Stated problem:
Copy every entry word for word. Skip the pictures.

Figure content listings
+--

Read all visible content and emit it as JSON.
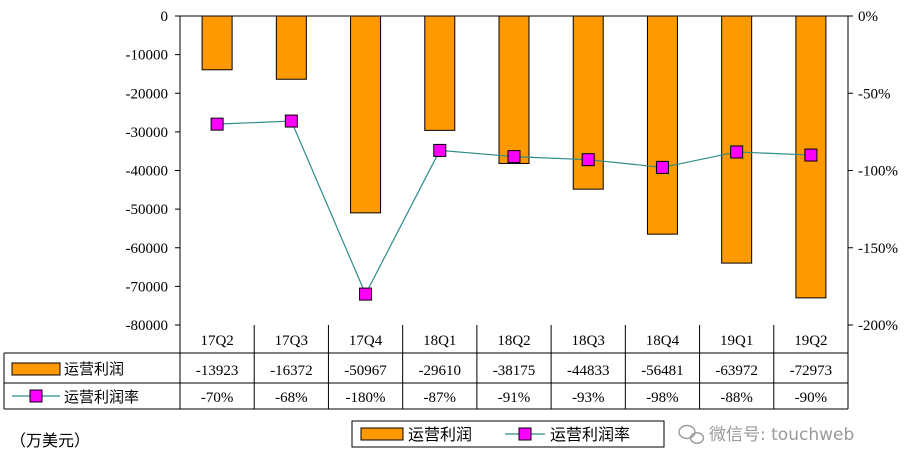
{
  "chart_data": {
    "type": "bar",
    "categories": [
      "17Q2",
      "17Q3",
      "17Q4",
      "18Q1",
      "18Q2",
      "18Q3",
      "18Q4",
      "19Q1",
      "19Q2"
    ],
    "series": [
      {
        "name": "运营利润",
        "type": "bar",
        "axis": "left",
        "color": "#FF9900",
        "values": [
          -13923,
          -16372,
          -50967,
          -29610,
          -38175,
          -44833,
          -56481,
          -63972,
          -72973
        ]
      },
      {
        "name": "运营利润率",
        "type": "line",
        "axis": "right",
        "line_color": "#2E8B8B",
        "marker_color": "#FF00FF",
        "values": [
          -70,
          -68,
          -180,
          -87,
          -91,
          -93,
          -98,
          -88,
          -90
        ]
      }
    ],
    "table_values": {
      "operating_profit": [
        "-13923",
        "-16372",
        "-50967",
        "-29610",
        "-38175",
        "-44833",
        "-56481",
        "-63972",
        "-72973"
      ],
      "operating_margin": [
        "-70%",
        "-68%",
        "-180%",
        "-87%",
        "-91%",
        "-93%",
        "-98%",
        "-88%",
        "-90%"
      ]
    },
    "y_left": {
      "ticks": [
        "0",
        "-10000",
        "-20000",
        "-30000",
        "-40000",
        "-50000",
        "-60000",
        "-70000",
        "-80000"
      ],
      "ylim": [
        -80000,
        0
      ]
    },
    "y_right": {
      "ticks": [
        "0%",
        "-50%",
        "-100%",
        "-150%",
        "-200%"
      ],
      "ylim": [
        -200,
        0
      ]
    },
    "grid": false,
    "legend_position": "bottom-center",
    "legend": [
      "运营利润",
      "运营利润率"
    ]
  },
  "unit_label": "（万美元）",
  "watermark": "微信号: touchweb"
}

+--

Result of this task:
Read all visible content and emit it as JSON.
{
  "chart_data": {
    "type": "bar",
    "categories": [
      "17Q2",
      "17Q3",
      "17Q4",
      "18Q1",
      "18Q2",
      "18Q3",
      "18Q4",
      "19Q1",
      "19Q2"
    ],
    "series": [
      {
        "name": "运营利润",
        "type": "bar",
        "axis": "left",
        "color": "#FF9900",
        "values": [
          -13923,
          -16372,
          -50967,
          -29610,
          -38175,
          -44833,
          -56481,
          -63972,
          -72973
        ]
      },
      {
        "name": "运营利润率",
        "type": "line",
        "axis": "right",
        "line_color": "#2E8B8B",
        "marker_color": "#FF00FF",
        "values": [
          -70,
          -68,
          -180,
          -87,
          -91,
          -93,
          -98,
          -88,
          -90
        ]
      }
    ],
    "table_values": {
      "operating_profit": [
        "-13923",
        "-16372",
        "-50967",
        "-29610",
        "-38175",
        "-44833",
        "-56481",
        "-63972",
        "-72973"
      ],
      "operating_margin": [
        "-70%",
        "-68%",
        "-180%",
        "-87%",
        "-91%",
        "-93%",
        "-98%",
        "-88%",
        "-90%"
      ]
    },
    "y_left": {
      "ticks": [
        "0",
        "-10000",
        "-20000",
        "-30000",
        "-40000",
        "-50000",
        "-60000",
        "-70000",
        "-80000"
      ],
      "ylim": [
        -80000,
        0
      ]
    },
    "y_right": {
      "ticks": [
        "0%",
        "-50%",
        "-100%",
        "-150%",
        "-200%"
      ],
      "ylim": [
        -200,
        0
      ]
    },
    "grid": false,
    "legend_position": "bottom-center",
    "legend": [
      "运营利润",
      "运营利润率"
    ]
  },
  "unit_label": "（万美元）",
  "watermark": "微信号: touchweb"
}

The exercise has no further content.